### Exercise
Filter the listing below, copying every line in which the word "this" appears.

▼▼▼

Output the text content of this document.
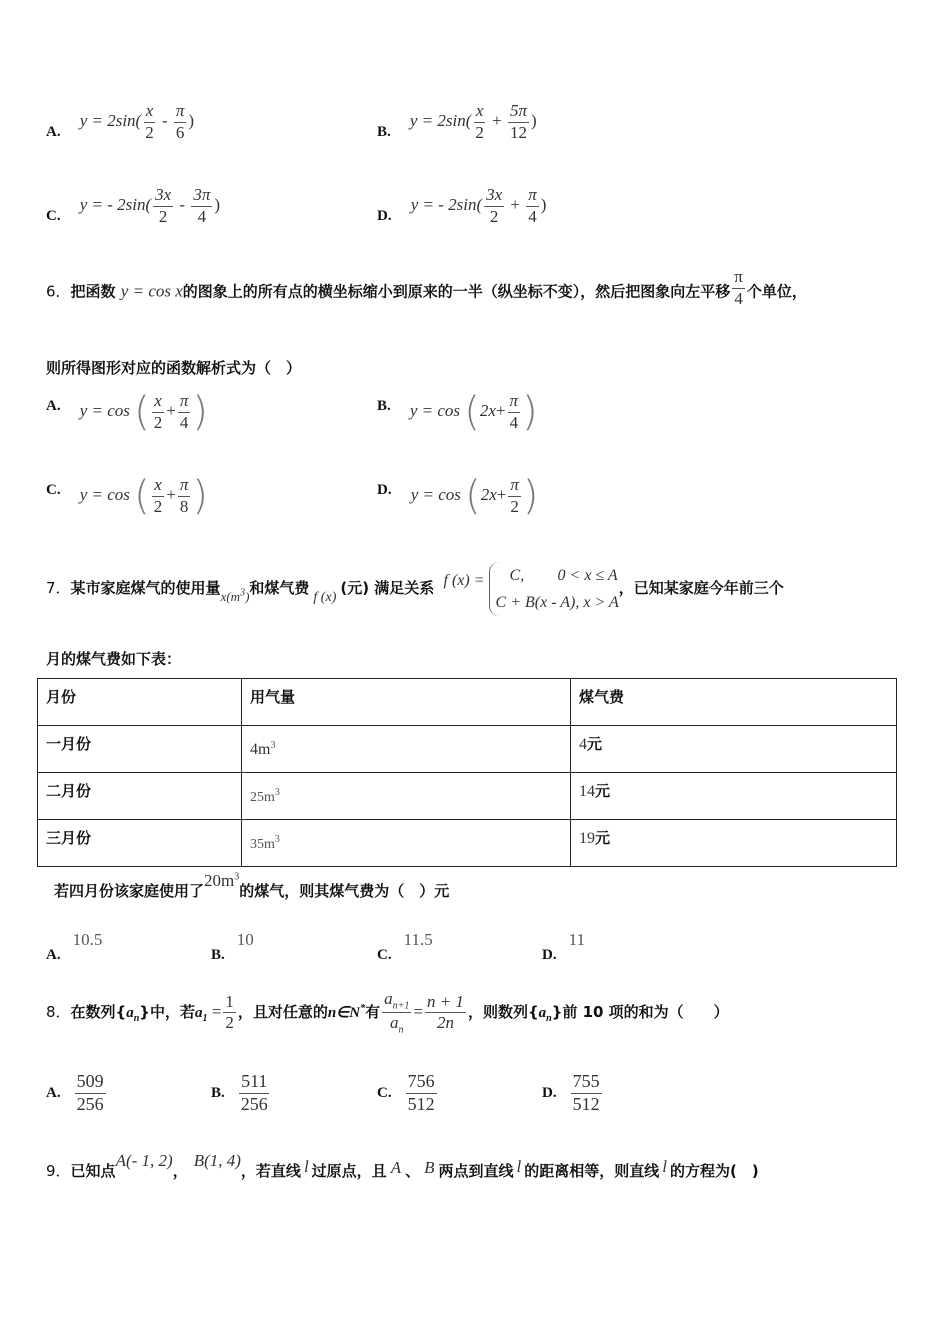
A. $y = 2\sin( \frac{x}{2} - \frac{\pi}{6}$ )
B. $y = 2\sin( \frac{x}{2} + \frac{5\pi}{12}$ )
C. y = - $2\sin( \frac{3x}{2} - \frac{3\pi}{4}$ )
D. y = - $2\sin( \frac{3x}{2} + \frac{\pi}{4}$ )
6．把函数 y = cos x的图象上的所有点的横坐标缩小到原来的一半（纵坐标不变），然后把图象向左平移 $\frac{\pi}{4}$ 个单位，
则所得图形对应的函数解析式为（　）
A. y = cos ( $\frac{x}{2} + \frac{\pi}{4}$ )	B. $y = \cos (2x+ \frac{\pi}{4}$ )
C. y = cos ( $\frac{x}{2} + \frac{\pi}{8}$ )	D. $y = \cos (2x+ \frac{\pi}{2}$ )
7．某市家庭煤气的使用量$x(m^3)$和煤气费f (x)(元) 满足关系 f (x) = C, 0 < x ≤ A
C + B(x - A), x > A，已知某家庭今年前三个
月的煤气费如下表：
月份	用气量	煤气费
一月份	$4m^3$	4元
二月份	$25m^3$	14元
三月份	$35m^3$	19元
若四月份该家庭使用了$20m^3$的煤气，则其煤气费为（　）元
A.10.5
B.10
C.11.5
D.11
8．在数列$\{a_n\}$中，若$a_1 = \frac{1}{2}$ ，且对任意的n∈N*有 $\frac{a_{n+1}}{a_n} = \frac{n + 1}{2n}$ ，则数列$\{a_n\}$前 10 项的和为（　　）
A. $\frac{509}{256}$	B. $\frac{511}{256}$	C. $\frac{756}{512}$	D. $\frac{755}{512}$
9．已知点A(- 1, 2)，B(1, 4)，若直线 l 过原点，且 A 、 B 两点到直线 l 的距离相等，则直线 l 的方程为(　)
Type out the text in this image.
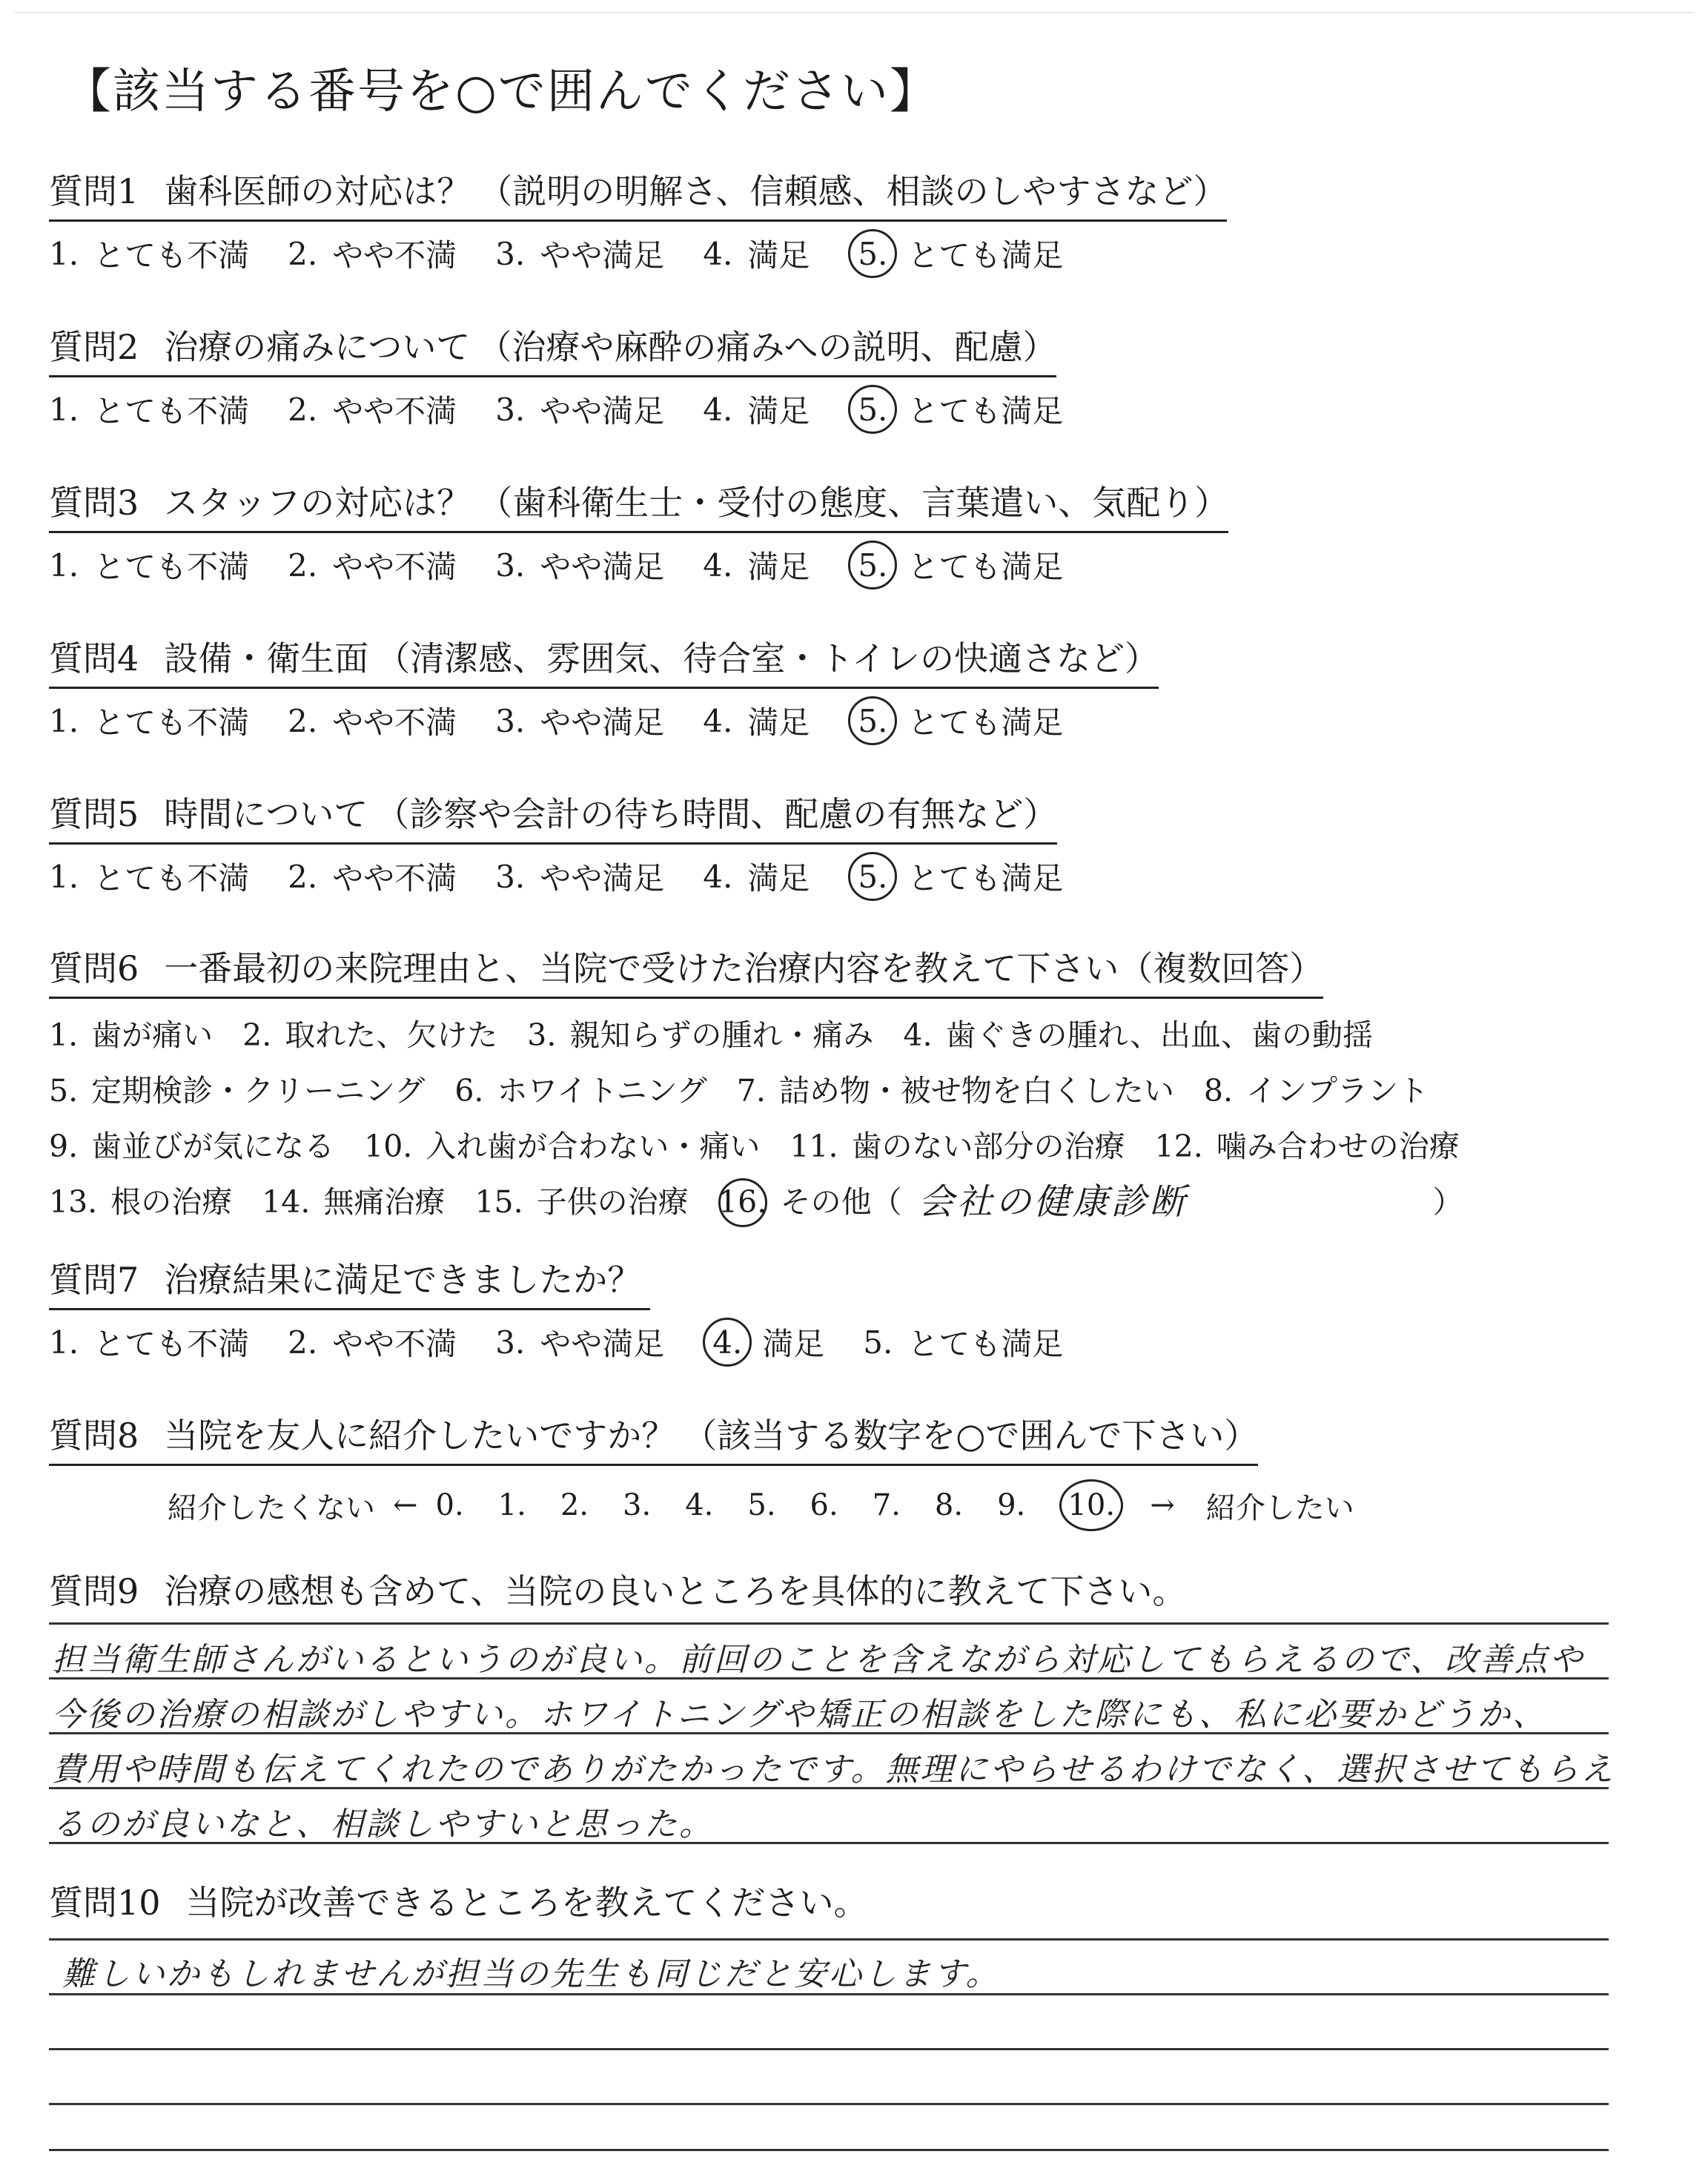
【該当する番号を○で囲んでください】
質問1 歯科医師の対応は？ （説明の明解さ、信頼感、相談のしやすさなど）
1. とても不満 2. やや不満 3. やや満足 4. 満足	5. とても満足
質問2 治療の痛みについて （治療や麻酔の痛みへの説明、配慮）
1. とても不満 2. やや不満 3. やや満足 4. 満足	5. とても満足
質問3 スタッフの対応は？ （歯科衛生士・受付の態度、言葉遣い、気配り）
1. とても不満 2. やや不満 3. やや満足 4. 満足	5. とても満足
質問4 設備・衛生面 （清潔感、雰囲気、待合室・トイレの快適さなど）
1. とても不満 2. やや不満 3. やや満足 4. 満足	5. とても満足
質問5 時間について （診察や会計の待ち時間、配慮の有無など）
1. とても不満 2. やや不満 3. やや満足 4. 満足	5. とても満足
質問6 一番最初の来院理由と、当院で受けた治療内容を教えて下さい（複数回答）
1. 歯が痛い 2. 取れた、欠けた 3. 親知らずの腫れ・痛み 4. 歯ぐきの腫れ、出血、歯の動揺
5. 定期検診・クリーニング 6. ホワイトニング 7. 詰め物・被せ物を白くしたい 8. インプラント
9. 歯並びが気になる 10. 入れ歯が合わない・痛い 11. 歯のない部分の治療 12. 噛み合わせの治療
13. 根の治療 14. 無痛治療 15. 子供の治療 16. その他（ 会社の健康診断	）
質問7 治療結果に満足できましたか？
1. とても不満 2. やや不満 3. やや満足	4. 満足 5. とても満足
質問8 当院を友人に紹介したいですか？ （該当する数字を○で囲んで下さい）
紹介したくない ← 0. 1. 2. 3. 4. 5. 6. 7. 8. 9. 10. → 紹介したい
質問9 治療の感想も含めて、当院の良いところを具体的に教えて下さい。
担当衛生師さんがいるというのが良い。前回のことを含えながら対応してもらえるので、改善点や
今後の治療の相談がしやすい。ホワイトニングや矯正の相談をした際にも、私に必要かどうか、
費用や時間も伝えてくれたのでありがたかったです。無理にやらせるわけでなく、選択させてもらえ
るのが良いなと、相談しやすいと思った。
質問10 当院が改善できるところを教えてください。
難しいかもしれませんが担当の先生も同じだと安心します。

▲▲▲

### Exercise result
Output the text content of this document.
Type out the text in this image.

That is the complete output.